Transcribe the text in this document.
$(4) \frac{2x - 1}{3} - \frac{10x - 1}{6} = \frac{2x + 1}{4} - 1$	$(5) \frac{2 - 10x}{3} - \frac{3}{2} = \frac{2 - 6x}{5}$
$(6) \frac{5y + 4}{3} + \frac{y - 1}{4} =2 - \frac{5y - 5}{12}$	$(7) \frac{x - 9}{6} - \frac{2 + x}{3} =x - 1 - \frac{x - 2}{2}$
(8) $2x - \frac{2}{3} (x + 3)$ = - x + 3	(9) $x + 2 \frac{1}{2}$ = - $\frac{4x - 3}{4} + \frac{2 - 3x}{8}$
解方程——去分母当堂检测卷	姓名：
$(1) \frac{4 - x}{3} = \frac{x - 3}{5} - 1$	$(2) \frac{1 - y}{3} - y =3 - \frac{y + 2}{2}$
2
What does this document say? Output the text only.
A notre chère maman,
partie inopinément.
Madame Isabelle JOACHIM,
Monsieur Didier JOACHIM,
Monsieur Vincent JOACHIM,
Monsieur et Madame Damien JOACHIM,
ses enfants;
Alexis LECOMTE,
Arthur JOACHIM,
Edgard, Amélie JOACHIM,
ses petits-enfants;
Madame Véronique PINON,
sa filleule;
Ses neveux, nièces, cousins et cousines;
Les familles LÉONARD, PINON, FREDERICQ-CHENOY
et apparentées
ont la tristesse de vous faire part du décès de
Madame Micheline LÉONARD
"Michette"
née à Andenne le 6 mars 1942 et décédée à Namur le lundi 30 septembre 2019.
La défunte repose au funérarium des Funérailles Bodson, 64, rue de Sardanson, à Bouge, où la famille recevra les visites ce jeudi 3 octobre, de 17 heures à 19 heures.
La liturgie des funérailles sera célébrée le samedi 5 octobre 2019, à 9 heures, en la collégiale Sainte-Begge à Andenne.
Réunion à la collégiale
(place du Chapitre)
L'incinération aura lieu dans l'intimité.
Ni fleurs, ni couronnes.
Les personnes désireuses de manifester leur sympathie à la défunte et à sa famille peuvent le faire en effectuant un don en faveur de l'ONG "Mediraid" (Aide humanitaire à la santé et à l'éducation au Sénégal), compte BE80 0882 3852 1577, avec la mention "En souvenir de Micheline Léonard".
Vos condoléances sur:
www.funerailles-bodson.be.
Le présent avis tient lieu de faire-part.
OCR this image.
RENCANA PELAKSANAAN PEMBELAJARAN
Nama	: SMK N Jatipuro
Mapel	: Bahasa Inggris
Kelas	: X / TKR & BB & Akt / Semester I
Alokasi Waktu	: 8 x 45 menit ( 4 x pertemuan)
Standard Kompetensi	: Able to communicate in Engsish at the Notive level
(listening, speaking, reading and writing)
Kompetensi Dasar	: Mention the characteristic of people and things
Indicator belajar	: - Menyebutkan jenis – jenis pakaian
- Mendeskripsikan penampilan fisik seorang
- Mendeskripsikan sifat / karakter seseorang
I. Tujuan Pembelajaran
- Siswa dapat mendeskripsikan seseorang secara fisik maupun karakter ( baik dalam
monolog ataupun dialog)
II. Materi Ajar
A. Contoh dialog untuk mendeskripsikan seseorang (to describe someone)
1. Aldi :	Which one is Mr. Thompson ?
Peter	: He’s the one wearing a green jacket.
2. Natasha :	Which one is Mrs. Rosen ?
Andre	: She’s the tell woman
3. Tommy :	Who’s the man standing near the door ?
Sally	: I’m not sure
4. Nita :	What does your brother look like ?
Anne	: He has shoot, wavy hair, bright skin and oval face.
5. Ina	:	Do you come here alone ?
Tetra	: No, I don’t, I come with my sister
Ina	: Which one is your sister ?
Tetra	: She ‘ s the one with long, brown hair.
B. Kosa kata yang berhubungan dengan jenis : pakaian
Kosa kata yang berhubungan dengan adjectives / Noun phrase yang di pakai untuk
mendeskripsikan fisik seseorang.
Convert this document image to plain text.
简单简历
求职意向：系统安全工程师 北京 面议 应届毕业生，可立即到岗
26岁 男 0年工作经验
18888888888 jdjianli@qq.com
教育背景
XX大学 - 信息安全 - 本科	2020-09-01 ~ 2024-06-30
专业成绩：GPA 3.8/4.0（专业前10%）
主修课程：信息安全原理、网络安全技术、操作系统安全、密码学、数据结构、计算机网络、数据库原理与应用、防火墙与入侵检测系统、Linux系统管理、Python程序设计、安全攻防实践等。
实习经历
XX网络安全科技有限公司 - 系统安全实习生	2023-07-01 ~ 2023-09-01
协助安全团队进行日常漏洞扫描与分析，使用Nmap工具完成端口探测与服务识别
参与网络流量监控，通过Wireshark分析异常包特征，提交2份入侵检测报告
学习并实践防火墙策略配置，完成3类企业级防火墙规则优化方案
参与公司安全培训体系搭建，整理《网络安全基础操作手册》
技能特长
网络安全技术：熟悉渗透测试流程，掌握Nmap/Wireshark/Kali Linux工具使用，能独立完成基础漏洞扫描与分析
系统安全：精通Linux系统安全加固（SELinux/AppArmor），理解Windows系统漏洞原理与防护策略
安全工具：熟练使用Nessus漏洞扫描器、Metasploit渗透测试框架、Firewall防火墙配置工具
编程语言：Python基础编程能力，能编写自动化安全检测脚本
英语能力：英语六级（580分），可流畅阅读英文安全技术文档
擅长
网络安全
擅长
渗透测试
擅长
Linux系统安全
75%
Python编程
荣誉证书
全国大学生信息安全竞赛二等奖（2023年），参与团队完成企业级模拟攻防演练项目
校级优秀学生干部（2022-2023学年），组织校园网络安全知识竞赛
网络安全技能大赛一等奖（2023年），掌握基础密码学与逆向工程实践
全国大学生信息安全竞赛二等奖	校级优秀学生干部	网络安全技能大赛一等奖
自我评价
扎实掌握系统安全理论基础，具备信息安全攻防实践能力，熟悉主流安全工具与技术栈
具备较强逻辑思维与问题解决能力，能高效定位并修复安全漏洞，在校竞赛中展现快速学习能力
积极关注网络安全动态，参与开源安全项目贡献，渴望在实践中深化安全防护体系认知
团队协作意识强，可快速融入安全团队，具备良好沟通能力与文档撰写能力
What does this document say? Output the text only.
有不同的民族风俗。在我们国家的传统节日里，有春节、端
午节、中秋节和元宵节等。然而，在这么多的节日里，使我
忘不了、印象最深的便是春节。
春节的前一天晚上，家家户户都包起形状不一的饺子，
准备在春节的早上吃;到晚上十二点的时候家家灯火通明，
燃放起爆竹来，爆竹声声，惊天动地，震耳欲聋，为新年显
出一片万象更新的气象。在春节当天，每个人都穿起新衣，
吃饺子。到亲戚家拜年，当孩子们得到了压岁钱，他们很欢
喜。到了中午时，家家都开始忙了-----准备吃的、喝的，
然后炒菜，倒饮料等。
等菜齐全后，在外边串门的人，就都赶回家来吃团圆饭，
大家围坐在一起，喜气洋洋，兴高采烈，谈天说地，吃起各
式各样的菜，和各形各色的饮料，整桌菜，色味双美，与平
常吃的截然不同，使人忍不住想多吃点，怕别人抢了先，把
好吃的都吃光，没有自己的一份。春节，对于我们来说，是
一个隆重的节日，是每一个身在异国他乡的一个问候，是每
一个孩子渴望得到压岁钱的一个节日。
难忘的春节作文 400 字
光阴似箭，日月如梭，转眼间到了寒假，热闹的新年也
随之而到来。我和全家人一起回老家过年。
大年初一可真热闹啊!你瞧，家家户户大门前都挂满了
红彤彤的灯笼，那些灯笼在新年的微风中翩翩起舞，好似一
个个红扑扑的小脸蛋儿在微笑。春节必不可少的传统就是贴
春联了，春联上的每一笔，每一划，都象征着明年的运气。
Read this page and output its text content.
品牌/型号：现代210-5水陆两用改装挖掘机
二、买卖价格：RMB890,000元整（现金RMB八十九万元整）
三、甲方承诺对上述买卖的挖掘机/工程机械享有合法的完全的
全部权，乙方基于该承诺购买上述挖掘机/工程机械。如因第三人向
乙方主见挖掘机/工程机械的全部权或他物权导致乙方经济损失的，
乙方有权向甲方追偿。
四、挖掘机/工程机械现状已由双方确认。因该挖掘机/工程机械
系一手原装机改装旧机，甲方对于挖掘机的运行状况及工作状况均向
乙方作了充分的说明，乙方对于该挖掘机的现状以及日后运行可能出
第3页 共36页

> **Task to complete**: Repeat exactly the lines above, starting with the line that contains "Read this page and output its text content." and ending with the last line, both included, and nothing else.

> **Worked solution**:
Read this page and output its text content.
品牌/型号：现代210-5水陆两用改装挖掘机
二、买卖价格：RMB890,000元整（现金RMB八十九万元整）
三、甲方承诺对上述买卖的挖掘机/工程机械享有合法的完全的
全部权，乙方基于该承诺购买上述挖掘机/工程机械。如因第三人向
乙方主见挖掘机/工程机械的全部权或他物权导致乙方经济损失的，
乙方有权向甲方追偿。
四、挖掘机/工程机械现状已由双方确认。因该挖掘机/工程机械
系一手原装机改装旧机，甲方对于挖掘机的运行状况及工作状况均向
乙方作了充分的说明，乙方对于该挖掘机的现状以及日后运行可能出
第3页 共36页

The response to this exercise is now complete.